Exercise objective - Take each line containing "xlabel" and report it exactly as written.

Part of a data file
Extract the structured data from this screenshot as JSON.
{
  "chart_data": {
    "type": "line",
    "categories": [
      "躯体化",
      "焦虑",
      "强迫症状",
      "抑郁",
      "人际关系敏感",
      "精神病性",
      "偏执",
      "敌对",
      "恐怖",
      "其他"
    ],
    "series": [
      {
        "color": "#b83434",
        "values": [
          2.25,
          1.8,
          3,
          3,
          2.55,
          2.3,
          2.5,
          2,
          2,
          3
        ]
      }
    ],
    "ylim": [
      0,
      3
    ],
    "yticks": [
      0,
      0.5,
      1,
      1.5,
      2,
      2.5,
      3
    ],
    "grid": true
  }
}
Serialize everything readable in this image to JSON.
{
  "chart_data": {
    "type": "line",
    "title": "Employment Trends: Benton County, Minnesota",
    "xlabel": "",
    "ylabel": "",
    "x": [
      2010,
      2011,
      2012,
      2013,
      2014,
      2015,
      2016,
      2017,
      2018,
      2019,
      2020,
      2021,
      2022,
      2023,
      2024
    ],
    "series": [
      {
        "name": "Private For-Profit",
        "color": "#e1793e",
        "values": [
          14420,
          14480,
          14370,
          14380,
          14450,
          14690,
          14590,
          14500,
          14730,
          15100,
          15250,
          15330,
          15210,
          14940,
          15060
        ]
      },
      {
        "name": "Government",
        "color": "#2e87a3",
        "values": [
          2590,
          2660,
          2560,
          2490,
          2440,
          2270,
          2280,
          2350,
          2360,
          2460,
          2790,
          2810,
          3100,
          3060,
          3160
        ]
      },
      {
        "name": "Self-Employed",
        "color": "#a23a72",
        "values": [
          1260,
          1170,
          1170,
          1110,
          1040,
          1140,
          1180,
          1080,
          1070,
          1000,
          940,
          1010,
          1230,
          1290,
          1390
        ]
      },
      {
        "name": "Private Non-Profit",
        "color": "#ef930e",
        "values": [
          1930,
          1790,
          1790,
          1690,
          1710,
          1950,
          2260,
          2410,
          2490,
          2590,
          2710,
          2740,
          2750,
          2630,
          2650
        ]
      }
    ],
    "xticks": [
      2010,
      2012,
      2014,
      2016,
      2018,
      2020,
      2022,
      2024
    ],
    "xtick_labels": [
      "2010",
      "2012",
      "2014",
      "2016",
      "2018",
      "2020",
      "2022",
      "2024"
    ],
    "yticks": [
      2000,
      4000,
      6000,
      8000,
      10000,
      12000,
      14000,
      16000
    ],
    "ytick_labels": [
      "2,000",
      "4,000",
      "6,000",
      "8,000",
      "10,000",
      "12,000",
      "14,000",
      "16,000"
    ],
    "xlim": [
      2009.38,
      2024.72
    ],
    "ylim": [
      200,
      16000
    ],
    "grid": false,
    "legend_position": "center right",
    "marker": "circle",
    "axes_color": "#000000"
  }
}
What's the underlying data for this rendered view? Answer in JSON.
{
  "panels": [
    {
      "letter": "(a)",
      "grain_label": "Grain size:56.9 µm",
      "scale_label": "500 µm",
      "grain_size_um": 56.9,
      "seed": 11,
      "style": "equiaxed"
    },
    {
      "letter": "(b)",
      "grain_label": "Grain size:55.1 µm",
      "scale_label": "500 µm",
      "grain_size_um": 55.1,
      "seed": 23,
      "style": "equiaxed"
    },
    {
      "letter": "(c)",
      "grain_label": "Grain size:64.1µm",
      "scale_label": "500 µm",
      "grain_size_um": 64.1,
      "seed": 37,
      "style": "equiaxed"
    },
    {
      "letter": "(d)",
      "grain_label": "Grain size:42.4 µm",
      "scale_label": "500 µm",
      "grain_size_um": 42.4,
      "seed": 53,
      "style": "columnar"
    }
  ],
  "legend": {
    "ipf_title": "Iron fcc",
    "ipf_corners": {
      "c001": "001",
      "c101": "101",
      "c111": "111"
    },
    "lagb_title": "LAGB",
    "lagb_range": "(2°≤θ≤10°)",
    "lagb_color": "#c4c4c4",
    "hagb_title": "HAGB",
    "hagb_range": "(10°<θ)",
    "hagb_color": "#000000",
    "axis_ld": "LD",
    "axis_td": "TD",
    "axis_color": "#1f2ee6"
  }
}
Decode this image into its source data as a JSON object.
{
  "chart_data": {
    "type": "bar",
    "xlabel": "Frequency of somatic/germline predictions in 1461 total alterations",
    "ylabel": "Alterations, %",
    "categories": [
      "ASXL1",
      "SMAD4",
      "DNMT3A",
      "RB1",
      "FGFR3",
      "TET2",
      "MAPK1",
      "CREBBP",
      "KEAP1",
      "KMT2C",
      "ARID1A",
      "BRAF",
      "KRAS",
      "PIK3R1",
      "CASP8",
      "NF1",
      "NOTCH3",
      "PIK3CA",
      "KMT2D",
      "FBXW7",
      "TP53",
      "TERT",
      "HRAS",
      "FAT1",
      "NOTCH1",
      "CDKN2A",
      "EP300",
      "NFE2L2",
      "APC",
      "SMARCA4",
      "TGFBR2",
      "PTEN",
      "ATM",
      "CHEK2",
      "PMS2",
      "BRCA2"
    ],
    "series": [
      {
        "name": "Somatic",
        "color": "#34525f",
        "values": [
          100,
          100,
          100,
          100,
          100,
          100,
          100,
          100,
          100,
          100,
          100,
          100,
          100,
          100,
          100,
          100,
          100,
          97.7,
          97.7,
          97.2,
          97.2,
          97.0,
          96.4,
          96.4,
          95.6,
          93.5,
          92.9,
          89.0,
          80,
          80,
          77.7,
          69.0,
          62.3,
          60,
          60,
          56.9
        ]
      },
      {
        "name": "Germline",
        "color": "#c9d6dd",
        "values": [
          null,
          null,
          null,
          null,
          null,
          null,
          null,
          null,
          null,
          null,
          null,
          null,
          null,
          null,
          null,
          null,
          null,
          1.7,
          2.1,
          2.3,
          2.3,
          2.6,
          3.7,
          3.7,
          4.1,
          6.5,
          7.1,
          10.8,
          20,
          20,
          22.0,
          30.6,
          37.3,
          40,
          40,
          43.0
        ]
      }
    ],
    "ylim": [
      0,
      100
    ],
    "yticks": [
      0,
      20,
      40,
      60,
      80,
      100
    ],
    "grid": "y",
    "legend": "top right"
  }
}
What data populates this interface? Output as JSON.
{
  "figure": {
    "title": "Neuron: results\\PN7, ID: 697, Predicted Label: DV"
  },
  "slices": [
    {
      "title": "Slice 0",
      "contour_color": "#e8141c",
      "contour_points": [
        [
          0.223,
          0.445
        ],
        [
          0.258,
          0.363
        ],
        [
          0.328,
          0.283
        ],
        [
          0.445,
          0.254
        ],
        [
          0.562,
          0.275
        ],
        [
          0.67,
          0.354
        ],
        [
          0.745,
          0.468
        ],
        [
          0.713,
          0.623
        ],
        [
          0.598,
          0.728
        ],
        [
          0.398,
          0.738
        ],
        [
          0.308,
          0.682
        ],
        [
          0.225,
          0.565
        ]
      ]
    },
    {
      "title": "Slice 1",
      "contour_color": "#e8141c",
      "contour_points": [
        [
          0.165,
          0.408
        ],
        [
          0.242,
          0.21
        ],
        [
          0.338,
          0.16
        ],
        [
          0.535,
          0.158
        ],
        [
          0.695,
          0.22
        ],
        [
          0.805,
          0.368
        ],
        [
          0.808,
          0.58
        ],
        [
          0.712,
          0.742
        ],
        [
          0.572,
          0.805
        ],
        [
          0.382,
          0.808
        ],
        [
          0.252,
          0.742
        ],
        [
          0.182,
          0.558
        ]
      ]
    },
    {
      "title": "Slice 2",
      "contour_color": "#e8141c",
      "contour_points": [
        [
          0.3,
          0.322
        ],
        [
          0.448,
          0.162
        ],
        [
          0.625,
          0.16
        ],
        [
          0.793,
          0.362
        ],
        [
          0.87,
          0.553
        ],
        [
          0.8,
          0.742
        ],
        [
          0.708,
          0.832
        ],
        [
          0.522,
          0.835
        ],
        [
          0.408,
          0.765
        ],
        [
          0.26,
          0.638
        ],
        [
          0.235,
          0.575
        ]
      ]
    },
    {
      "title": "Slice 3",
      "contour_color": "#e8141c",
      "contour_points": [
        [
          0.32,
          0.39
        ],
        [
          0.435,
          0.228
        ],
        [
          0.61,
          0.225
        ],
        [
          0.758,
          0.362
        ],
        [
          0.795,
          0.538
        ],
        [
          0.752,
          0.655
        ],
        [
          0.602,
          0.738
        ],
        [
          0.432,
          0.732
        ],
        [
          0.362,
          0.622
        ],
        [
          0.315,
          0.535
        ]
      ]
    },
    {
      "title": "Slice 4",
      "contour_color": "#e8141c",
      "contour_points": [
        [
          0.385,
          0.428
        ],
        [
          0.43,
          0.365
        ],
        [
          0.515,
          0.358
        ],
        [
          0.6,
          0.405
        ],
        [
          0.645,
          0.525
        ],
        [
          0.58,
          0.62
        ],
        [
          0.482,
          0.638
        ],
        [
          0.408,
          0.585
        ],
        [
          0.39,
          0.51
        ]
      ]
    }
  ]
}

Task result -
    "xlabel": "",
    "xlabel": "Frequency of somatic/germline predictions in 1461 total alterations",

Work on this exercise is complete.